EXERCISE DIRECTIONS. Images are not part of the copy; write out the rest of the data exactly as given.

(Stored records)
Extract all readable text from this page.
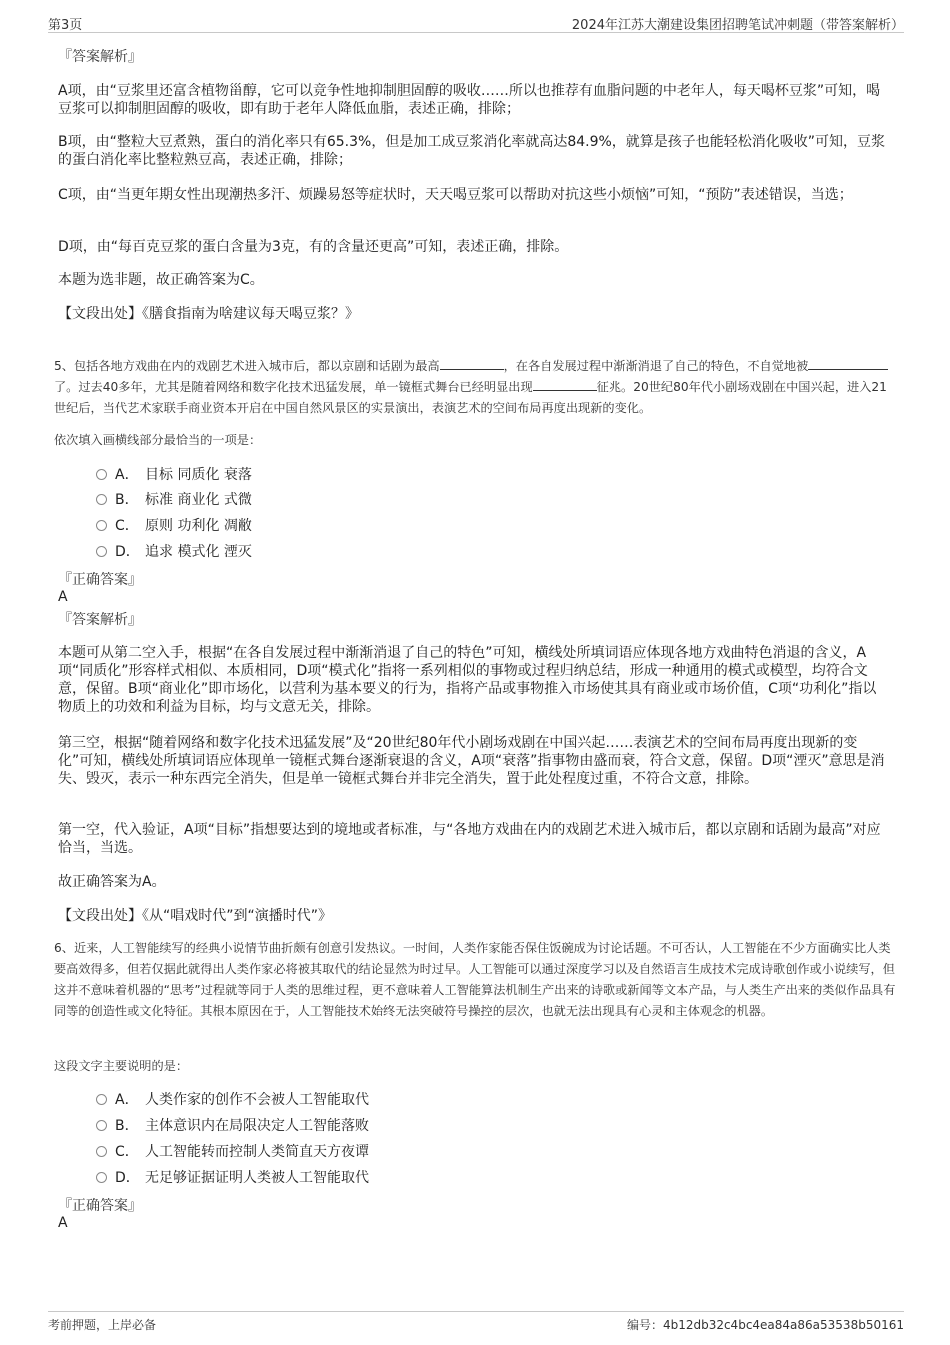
第3页	2024年江苏大潮建设集团招聘笔试冲刺题（带答案解析）
『答案解析』

A项，由“豆浆里还富含植物甾醇，它可以竞争性地抑制胆固醇的吸收……所以也推荐有血脂问题的中老年人，每天喝杯豆浆”可知，喝豆浆可以抑制胆固醇的吸收，即有助于老年人降低血脂，表述正确，排除；

B项，由“整粒大豆煮熟，蛋白的消化率只有65.3%，但是加工成豆浆消化率就高达84.9%，就算是孩子也能轻松消化吸收”可知，豆浆的蛋白消化率比整粒熟豆高，表述正确，排除；

C项，由“当更年期女性出现潮热多汗、烦躁易怒等症状时，天天喝豆浆可以帮助对抗这些小烦恼”可知，“预防”表述错误，当选；

D项，由“每百克豆浆的蛋白含量为3克，有的含量还更高”可知，表述正确，排除。

本题为选非题，故正确答案为C。

【文段出处】《膳食指南为啥建议每天喝豆浆？》

5、包括各地方戏曲在内的戏剧艺术进入城市后，都以京剧和话剧为最高	，在各自发展过程中渐渐消退了自己的特色，不自觉地被了。过去40多年，尤其是随着网络和数字化技术迅猛发展，单一镜框式舞台已经明显出现	征兆。20世纪80年代小剧场戏剧在中国兴起，进入21世纪后，当代艺术家联手商业资本开启在中国自然风景区的实景演出，表演艺术的空间布局再度出现新的变化。

依次填入画横线部分最恰当的一项是：
A． 目标 同质化 衰落
B． 标准 商业化 式微
C． 原则 功利化 凋敝
D． 追求 模式化 湮灭
『正确答案』
A
『答案解析』

本题可从第二空入手，根据“在各自发展过程中渐渐消退了自己的特色”可知，横线处所填词语应体现各地方戏曲特色消退的含义，A项“同质化”形容样式相似、本质相同，D项“模式化”指将一系列相似的事物或过程归纳总结，形成一种通用的模式或模型，均符合文意，保留。B项“商业化”即市场化，以营利为基本要义的行为，指将产品或事物推入市场使其具有商业或市场价值，C项“功利化”指以物质上的功效和利益为目标，均与文意无关，排除。

第三空，根据“随着网络和数字化技术迅猛发展”及“20世纪80年代小剧场戏剧在中国兴起……表演艺术的空间布局再度出现新的变化”可知，横线处所填词语应体现单一镜框式舞台逐渐衰退的含义，A项“衰落”指事物由盛而衰，符合文意，保留。D项“湮灭”意思是消失、毁灭，表示一种东西完全消失，但是单一镜框式舞台并非完全消失，置于此处程度过重，不符合文意，排除。

第一空，代入验证，A项“目标”指想要达到的境地或者标准，与“各地方戏曲在内的戏剧艺术进入城市后，都以京剧和话剧为最高”对应恰当，当选。

故正确答案为A。

【文段出处】《从“唱戏时代”到“演播时代”》

6、近来，人工智能续写的经典小说情节曲折颇有创意引发热议。一时间，人类作家能否保住饭碗成为讨论话题。不可否认，人工智能在不少方面确实比人类要高效得多，但若仅据此就得出人类作家必将被其取代的结论显然为时过早。人工智能可以通过深度学习以及自然语言生成技术完成诗歌创作或小说续写，但这并不意味着机器的“思考”过程就等同于人类的思维过程，更不意味着人工智能算法机制生产出来的诗歌或新闻等文本产品，与人类生产出来的类似作品具有同等的创造性或文化特征。其根本原因在于，人工智能技术始终无法突破符号操控的层次，也就无法出现具有心灵和主体观念的机器。

这段文字主要说明的是：
A． 人类作家的创作不会被人工智能取代
B． 主体意识内在局限决定人工智能落败
C． 人工智能转而控制人类简直天方夜谭
D． 无足够证据证明人类被人工智能取代
『正确答案』
A
考前押题，上岸必备	编号：4b12db32c4bc4ea84a86a53538b50161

FINAL ANSWER.
Extract all readable text from this page.
第3页	2024年江苏大潮建设集团招聘笔试冲刺题（带答案解析）
『答案解析』

A项，由“豆浆里还富含植物甾醇，它可以竞争性地抑制胆固醇的吸收……所以也推荐有血脂问题的中老年人，每天喝杯豆浆”可知，喝豆浆可以抑制胆固醇的吸收，即有助于老年人降低血脂，表述正确，排除；

B项，由“整粒大豆煮熟，蛋白的消化率只有65.3%，但是加工成豆浆消化率就高达84.9%，就算是孩子也能轻松消化吸收”可知，豆浆的蛋白消化率比整粒熟豆高，表述正确，排除；

C项，由“当更年期女性出现潮热多汗、烦躁易怒等症状时，天天喝豆浆可以帮助对抗这些小烦恼”可知，“预防”表述错误，当选；

D项，由“每百克豆浆的蛋白含量为3克，有的含量还更高”可知，表述正确，排除。

本题为选非题，故正确答案为C。

【文段出处】《膳食指南为啥建议每天喝豆浆？》

5、包括各地方戏曲在内的戏剧艺术进入城市后，都以京剧和话剧为最高	，在各自发展过程中渐渐消退了自己的特色，不自觉地被了。过去40多年，尤其是随着网络和数字化技术迅猛发展，单一镜框式舞台已经明显出现	征兆。20世纪80年代小剧场戏剧在中国兴起，进入21世纪后，当代艺术家联手商业资本开启在中国自然风景区的实景演出，表演艺术的空间布局再度出现新的变化。

依次填入画横线部分最恰当的一项是：
A． 目标 同质化 衰落
B． 标准 商业化 式微
C． 原则 功利化 凋敝
D． 追求 模式化 湮灭
『正确答案』
A
『答案解析』

本题可从第二空入手，根据“在各自发展过程中渐渐消退了自己的特色”可知，横线处所填词语应体现各地方戏曲特色消退的含义，A项“同质化”形容样式相似、本质相同，D项“模式化”指将一系列相似的事物或过程归纳总结，形成一种通用的模式或模型，均符合文意，保留。B项“商业化”即市场化，以营利为基本要义的行为，指将产品或事物推入市场使其具有商业或市场价值，C项“功利化”指以物质上的功效和利益为目标，均与文意无关，排除。

第三空，根据“随着网络和数字化技术迅猛发展”及“20世纪80年代小剧场戏剧在中国兴起……表演艺术的空间布局再度出现新的变化”可知，横线处所填词语应体现单一镜框式舞台逐渐衰退的含义，A项“衰落”指事物由盛而衰，符合文意，保留。D项“湮灭”意思是消失、毁灭，表示一种东西完全消失，但是单一镜框式舞台并非完全消失，置于此处程度过重，不符合文意，排除。

第一空，代入验证，A项“目标”指想要达到的境地或者标准，与“各地方戏曲在内的戏剧艺术进入城市后，都以京剧和话剧为最高”对应恰当，当选。

故正确答案为A。

【文段出处】《从“唱戏时代”到“演播时代”》

6、近来，人工智能续写的经典小说情节曲折颇有创意引发热议。一时间，人类作家能否保住饭碗成为讨论话题。不可否认，人工智能在不少方面确实比人类要高效得多，但若仅据此就得出人类作家必将被其取代的结论显然为时过早。人工智能可以通过深度学习以及自然语言生成技术完成诗歌创作或小说续写，但这并不意味着机器的“思考”过程就等同于人类的思维过程，更不意味着人工智能算法机制生产出来的诗歌或新闻等文本产品，与人类生产出来的类似作品具有同等的创造性或文化特征。其根本原因在于，人工智能技术始终无法突破符号操控的层次，也就无法出现具有心灵和主体观念的机器。

这段文字主要说明的是：
A． 人类作家的创作不会被人工智能取代
B． 主体意识内在局限决定人工智能落败
C． 人工智能转而控制人类简直天方夜谭
D． 无足够证据证明人类被人工智能取代
『正确答案』
A
考前押题，上岸必备	编号：4b12db32c4bc4ea84a86a53538b50161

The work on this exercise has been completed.